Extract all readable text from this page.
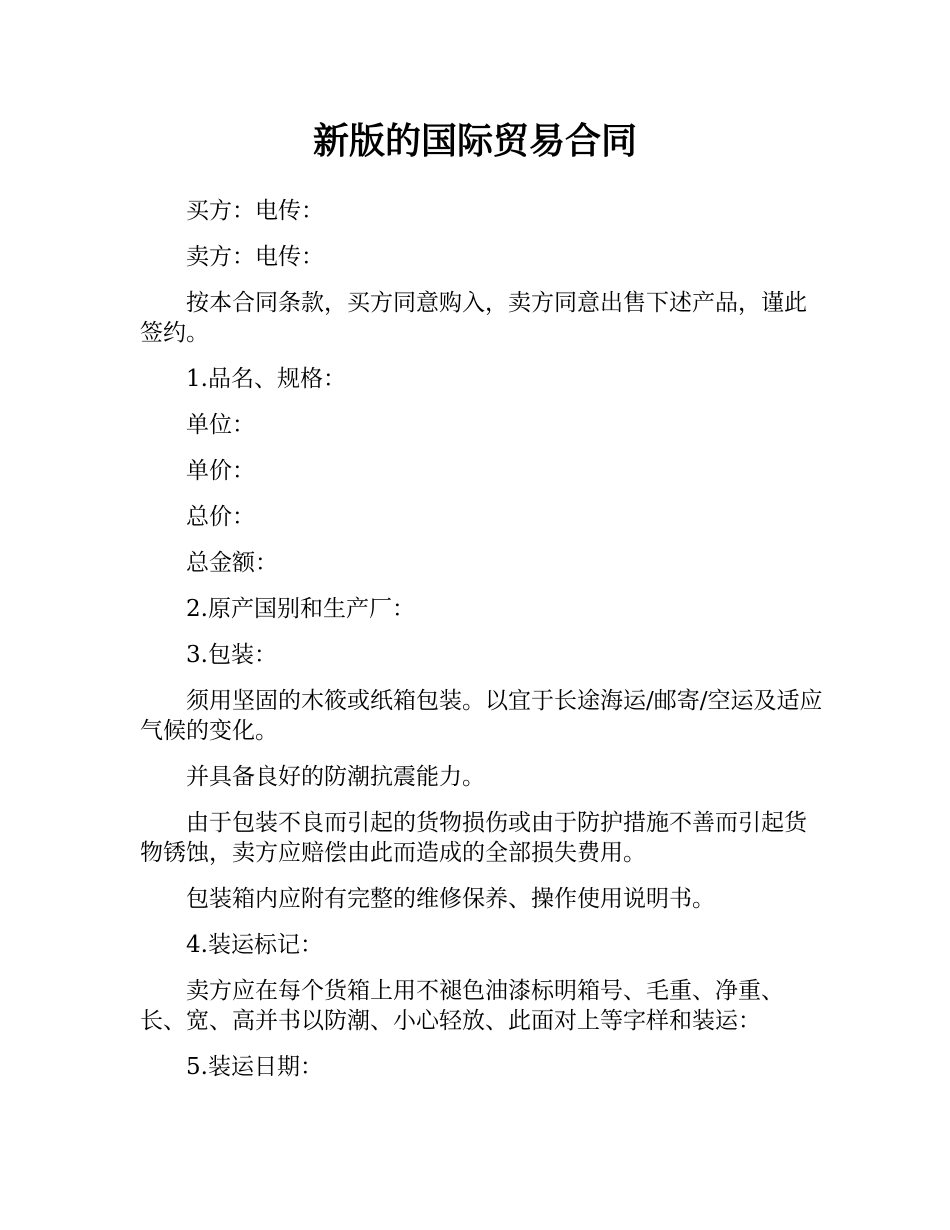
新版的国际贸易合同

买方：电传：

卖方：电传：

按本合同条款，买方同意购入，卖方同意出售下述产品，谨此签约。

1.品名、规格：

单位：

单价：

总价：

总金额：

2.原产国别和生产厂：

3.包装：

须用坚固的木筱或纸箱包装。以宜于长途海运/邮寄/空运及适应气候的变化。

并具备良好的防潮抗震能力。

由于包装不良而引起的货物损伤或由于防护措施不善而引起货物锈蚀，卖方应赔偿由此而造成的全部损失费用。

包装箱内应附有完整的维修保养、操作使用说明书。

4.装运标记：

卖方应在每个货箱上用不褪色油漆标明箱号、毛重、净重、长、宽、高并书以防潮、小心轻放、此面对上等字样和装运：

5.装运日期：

────────

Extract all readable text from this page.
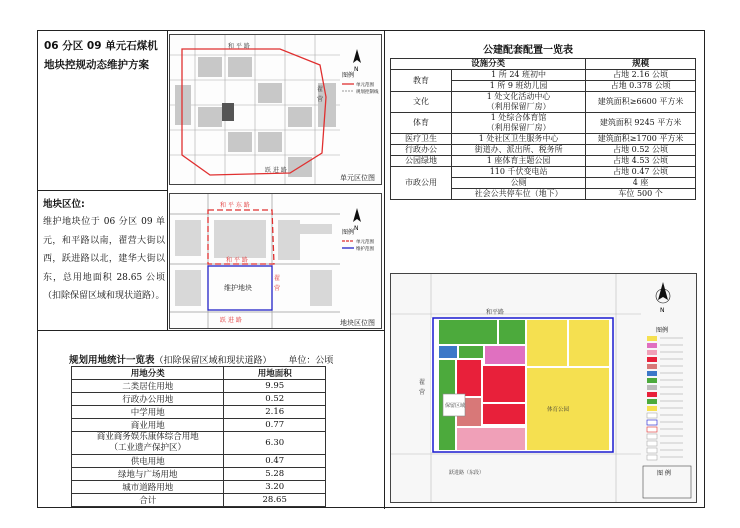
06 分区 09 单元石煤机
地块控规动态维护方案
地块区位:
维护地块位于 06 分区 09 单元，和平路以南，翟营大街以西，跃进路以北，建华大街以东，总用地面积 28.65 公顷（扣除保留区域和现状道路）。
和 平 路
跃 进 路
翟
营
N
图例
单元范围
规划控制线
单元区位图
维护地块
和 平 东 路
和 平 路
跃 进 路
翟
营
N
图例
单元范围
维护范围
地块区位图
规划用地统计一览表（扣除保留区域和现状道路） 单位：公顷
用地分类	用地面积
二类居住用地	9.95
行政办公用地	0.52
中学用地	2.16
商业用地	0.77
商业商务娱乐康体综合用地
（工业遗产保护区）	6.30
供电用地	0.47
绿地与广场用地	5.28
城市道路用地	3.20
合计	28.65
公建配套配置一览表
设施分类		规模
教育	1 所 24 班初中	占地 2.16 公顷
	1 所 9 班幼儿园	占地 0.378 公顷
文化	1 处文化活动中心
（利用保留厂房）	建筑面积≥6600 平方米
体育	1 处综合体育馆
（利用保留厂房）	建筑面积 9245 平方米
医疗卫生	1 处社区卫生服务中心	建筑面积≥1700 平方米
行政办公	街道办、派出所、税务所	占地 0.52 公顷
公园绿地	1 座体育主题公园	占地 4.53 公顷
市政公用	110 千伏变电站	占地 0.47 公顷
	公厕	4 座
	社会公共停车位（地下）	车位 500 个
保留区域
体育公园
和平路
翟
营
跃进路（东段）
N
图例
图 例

────────

*STATED PROBLEM*: Show every line above in which the word "利用保留厂房" occurs.

*COMPLETED TASK*:
（利用保留厂房）	建筑面积≥6600 平方米
（利用保留厂房）	建筑面积 9245 平方米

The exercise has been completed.